*INSTRUCTION*. Copy every line in which the string "Gennaio" occurs.

*SUPPLIED DATA*.
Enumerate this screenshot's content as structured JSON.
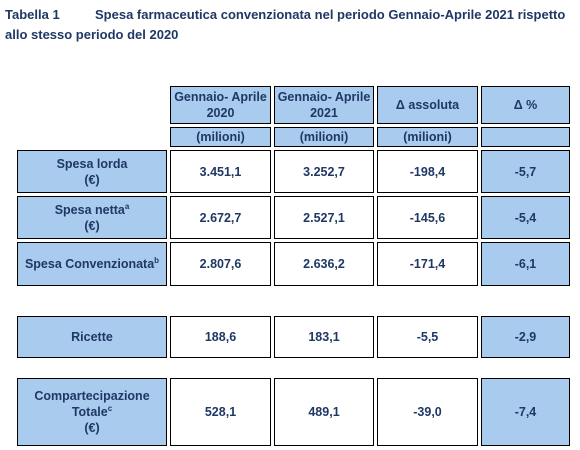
{
  "title": {
    "label": "Tabella 1",
    "text": "Spesa farmaceutica convenzionata nel periodo Gennaio-Aprile 2021 rispetto allo stesso periodo del 2020"
  },
  "table": {
    "columns": [
      "Gennaio- Aprile 2020",
      "Gennaio- Aprile 2021",
      "Δ assoluta",
      "Δ %"
    ],
    "units": [
      "(milioni)",
      "(milioni)",
      "(milioni)"
    ],
    "rows": [
      {
        "label_lines": [
          "Spesa lorda"
        ],
        "unit": "(€)",
        "values": [
          "3.451,1",
          "3.252,7",
          "-198,4",
          "-5,7"
        ]
      },
      {
        "label_lines": [
          "Spesa netta"
        ],
        "note": "a",
        "unit": "(€)",
        "values": [
          "2.672,7",
          "2.527,1",
          "-145,6",
          "-5,4"
        ]
      },
      {
        "label_lines": [
          "Spesa Convenzionata"
        ],
        "note": "b",
        "values": [
          "2.807,6",
          "2.636,2",
          "-171,4",
          "-6,1"
        ]
      },
      {
        "label_lines": [
          "Ricette"
        ],
        "values": [
          "188,6",
          "183,1",
          "-5,5",
          "-2,9"
        ]
      },
      {
        "label_lines": [
          "Compartecipazione",
          "Totale"
        ],
        "note": "c",
        "unit": "(€)",
        "values": [
          "528,1",
          "489,1",
          "-39,0",
          "-7,4"
        ]
      }
    ]
  }
}
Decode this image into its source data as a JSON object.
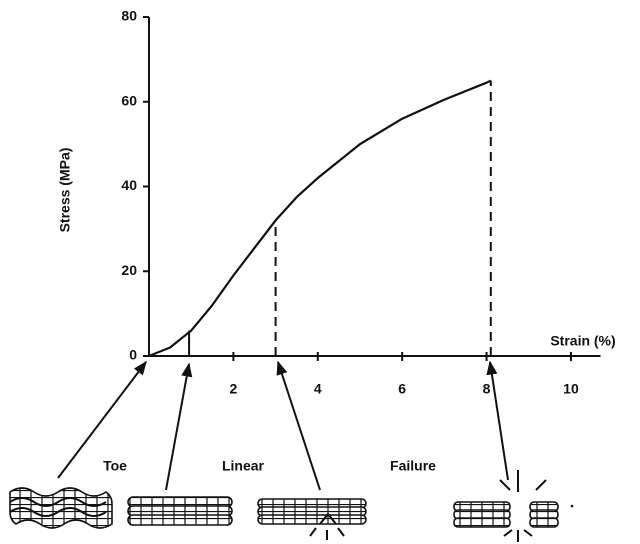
{
  "chart_data": {
    "type": "line",
    "x_label": "Strain (%)",
    "y_label": "Stress (MPa)",
    "x": [
      0,
      0.5,
      1,
      1.5,
      2,
      2.5,
      3,
      3.5,
      4,
      5,
      6,
      7,
      8,
      8.1
    ],
    "series": [
      {
        "color": "#111111",
        "values": [
          0,
          2,
          6,
          12,
          19,
          25.5,
          32,
          37.5,
          42,
          50,
          56,
          60.5,
          64.5,
          65
        ]
      }
    ],
    "xlim": [
      0,
      10.7
    ],
    "ylim": [
      0,
      80
    ],
    "xticks": [
      2,
      4,
      6,
      8,
      10
    ],
    "yticks": [
      0,
      20,
      40,
      60,
      80
    ],
    "markers": [
      {
        "x": 0.95,
        "y": 6,
        "dashed": false
      },
      {
        "x": 3,
        "y": 32,
        "dashed": true
      },
      {
        "x": 8.1,
        "y": 65,
        "dashed": true
      }
    ],
    "annotations": [
      "Toe",
      "Linear",
      "Failure"
    ]
  }
}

*SOLUTION*.
    "text": "Spesa farmaceutica convenzionata nel periodo Gennaio-Aprile 2021 rispetto allo stesso periodo del 2020"
      "Gennaio- Aprile 2020",
      "Gennaio- Aprile 2021",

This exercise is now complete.